What needs to be done:
Return the listing below unchanged, minus its pictures.

Begin Exercise inputs

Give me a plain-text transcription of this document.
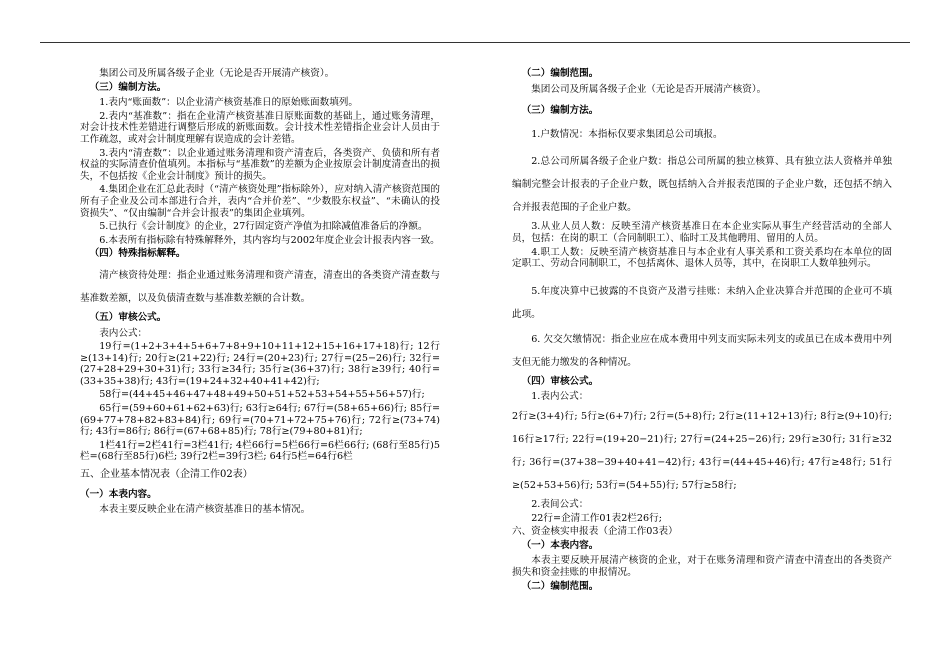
集团公司及所属各级子企业（无论是否开展清产核资）。

（三）编制方法。

1.表内“账面数”：以企业清产核资基准日的原始账面数填列。

2.表内“基准数”：指在企业清产核资基准日原账面数的基础上，通过账务清理，对会计技术性差错进行调整后形成的新账面数。会计技术性差错指企业会计人员由于工作疏忽，或对会计制度理解有误造成的会计差错。

3.表内“清查数”：以企业通过账务清理和资产清查后，各类资产、负债和所有者权益的实际清查价值填列。本指标与“基准数”的差额为企业按原会计制度清查出的损失，不包括按《企业会计制度》预计的损失。

4.集团企业在汇总此表时（“清产核资处理”指标除外），应对纳入清产核资范围的所有子企业及公司本部进行合并，表内“合并价差”、“少数股东权益”、“未确认的投资损失”、“仅由编制“合并会计报表”的集团企业填列。

5.已执行《会计制度》的企业，27行固定资产净值为扣除减值准备后的净额。

6.本表所有指标除有特殊解释外，其内容均与2002年度企业会计报表内容一致。

（四）特殊指标解释。

清产核资待处理：指企业通过账务清理和资产清查，清查出的各类资产清查数与基准数差额，以及负债清查数与基准数差额的合计数。

（五）审核公式。

表内公式：

19行=(1+2+3+4+5+6+7+8+9+10+11+12+15+16+17+18)行; 12行≥(13+14)行; 20行≥(21+22)行; 24行=(20+23)行; 27行=(25−26)行; 32行=(27+28+29+30+31)行; 33行≥34行; 35行≥(36+37)行; 38行≥39行; 40行=(33+35+38)行; 43行=(19+24+32+40+41+42)行;

58行=(44+45+46+47+48+49+50+51+52+53+54+55+56+57)行;

65行=(59+60+61+62+63)行; 63行≥64行; 67行=(58+65+66)行; 85行=(69+77+78+82+83+84)行; 69行=(70+71+72+75+76)行; 72行≥(73+74)行; 43行=86行; 86行=(67+68+85)行; 78行≥(79+80+81)行;

1栏41行=2栏41行=3栏41行; 4栏66行=5栏66行=6栏66行; (68行至85行)5栏=(68行至85行)6栏; 39行2栏=39行3栏; 64行5栏=64行6栏

五、企业基本情况表（企清工作02表）

（一）本表内容。

本表主要反映企业在清产核资基准日的基本情况。

（二）编制范围。

集团公司及所属各级子企业（无论是否开展清产核资）。

（三）编制方法。

1.户数情况：本指标仅要求集团总公司填报。

2.总公司所属各级子企业户数：指总公司所属的独立核算、具有独立法人资格并单独编制完整会计报表的子企业户数，既包括纳入合并报表范围的子企业户数，还包括不纳入合并报表范围的子企业户数。

3.从业人员人数：反映至清产核资基准日在本企业实际从事生产经营活动的全部人员，包括：在岗的职工（合同制职工）、临时工及其他聘用、留用的人员。

4.职工人数：反映至清产核资基准日与本企业有人事关系和工资关系均在本单位的固定职工、劳动合同制职工，不包括离休、退休人员等，其中，在岗职工人数单独列示。

5.年度决算中已披露的不良资产及潜亏挂账：未纳入企业决算合并范围的企业可不填此项。

6. 欠交欠缴情况：指企业应在成本费用中列支而实际未列支的或虽已在成本费用中列支但无能力缴发的各种情况。

（四）审核公式。

1.表内公式：

2行≥(3+4)行; 5行≥(6+7)行; 2行=(5+8)行; 2行≥(11+12+13)行; 8行≥(9+10)行; 16行≥17行; 22行=(19+20−21)行; 27行=(24+25−26)行; 29行≥30行; 31行≥32行; 36行=(37+38−39+40+41−42)行; 43行=(44+45+46)行; 47行≥48行; 51行≥(52+53+56)行; 53行=(54+55)行; 57行≥58行;

2.表间公式：

22行=企清工作01表2栏26行;

六、资金核实申报表（企清工作03表）

（一）本表内容。

本表主要反映开展清产核资的企业，对于在账务清理和资产清查中清查出的各类资产损失和资金挂账的申报情况。

（二）编制范围。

End Exercise inputs

Correct response:
Give me a plain-text transcription of this document.
集团公司及所属各级子企业（无论是否开展清产核资）。

（三）编制方法。

1.表内“账面数”：以企业清产核资基准日的原始账面数填列。

2.表内“基准数”：指在企业清产核资基准日原账面数的基础上，通过账务清理，对会计技术性差错进行调整后形成的新账面数。会计技术性差错指企业会计人员由于工作疏忽，或对会计制度理解有误造成的会计差错。

3.表内“清查数”：以企业通过账务清理和资产清查后，各类资产、负债和所有者权益的实际清查价值填列。本指标与“基准数”的差额为企业按原会计制度清查出的损失，不包括按《企业会计制度》预计的损失。

4.集团企业在汇总此表时（“清产核资处理”指标除外），应对纳入清产核资范围的所有子企业及公司本部进行合并，表内“合并价差”、“少数股东权益”、“未确认的投资损失”、“仅由编制“合并会计报表”的集团企业填列。

5.已执行《会计制度》的企业，27行固定资产净值为扣除减值准备后的净额。

6.本表所有指标除有特殊解释外，其内容均与2002年度企业会计报表内容一致。

（四）特殊指标解释。

清产核资待处理：指企业通过账务清理和资产清查，清查出的各类资产清查数与基准数差额，以及负债清查数与基准数差额的合计数。

（五）审核公式。

表内公式：

19行=(1+2+3+4+5+6+7+8+9+10+11+12+15+16+17+18)行; 12行≥(13+14)行; 20行≥(21+22)行; 24行=(20+23)行; 27行=(25−26)行; 32行=(27+28+29+30+31)行; 33行≥34行; 35行≥(36+37)行; 38行≥39行; 40行=(33+35+38)行; 43行=(19+24+32+40+41+42)行;

58行=(44+45+46+47+48+49+50+51+52+53+54+55+56+57)行;

65行=(59+60+61+62+63)行; 63行≥64行; 67行=(58+65+66)行; 85行=(69+77+78+82+83+84)行; 69行=(70+71+72+75+76)行; 72行≥(73+74)行; 43行=86行; 86行=(67+68+85)行; 78行≥(79+80+81)行;

1栏41行=2栏41行=3栏41行; 4栏66行=5栏66行=6栏66行; (68行至85行)5栏=(68行至85行)6栏; 39行2栏=39行3栏; 64行5栏=64行6栏

五、企业基本情况表（企清工作02表）

（一）本表内容。

本表主要反映企业在清产核资基准日的基本情况。

（二）编制范围。

集团公司及所属各级子企业（无论是否开展清产核资）。

（三）编制方法。

1.户数情况：本指标仅要求集团总公司填报。

2.总公司所属各级子企业户数：指总公司所属的独立核算、具有独立法人资格并单独编制完整会计报表的子企业户数，既包括纳入合并报表范围的子企业户数，还包括不纳入合并报表范围的子企业户数。

3.从业人员人数：反映至清产核资基准日在本企业实际从事生产经营活动的全部人员，包括：在岗的职工（合同制职工）、临时工及其他聘用、留用的人员。

4.职工人数：反映至清产核资基准日与本企业有人事关系和工资关系均在本单位的固定职工、劳动合同制职工，不包括离休、退休人员等，其中，在岗职工人数单独列示。

5.年度决算中已披露的不良资产及潜亏挂账：未纳入企业决算合并范围的企业可不填此项。

6. 欠交欠缴情况：指企业应在成本费用中列支而实际未列支的或虽已在成本费用中列支但无能力缴发的各种情况。

（四）审核公式。

1.表内公式：

2行≥(3+4)行; 5行≥(6+7)行; 2行=(5+8)行; 2行≥(11+12+13)行; 8行≥(9+10)行; 16行≥17行; 22行=(19+20−21)行; 27行=(24+25−26)行; 29行≥30行; 31行≥32行; 36行=(37+38−39+40+41−42)行; 43行=(44+45+46)行; 47行≥48行; 51行≥(52+53+56)行; 53行=(54+55)行; 57行≥58行;

2.表间公式：

22行=企清工作01表2栏26行;

六、资金核实申报表（企清工作03表）

（一）本表内容。

本表主要反映开展清产核资的企业，对于在账务清理和资产清查中清查出的各类资产损失和资金挂账的申报情况。

（二）编制范围。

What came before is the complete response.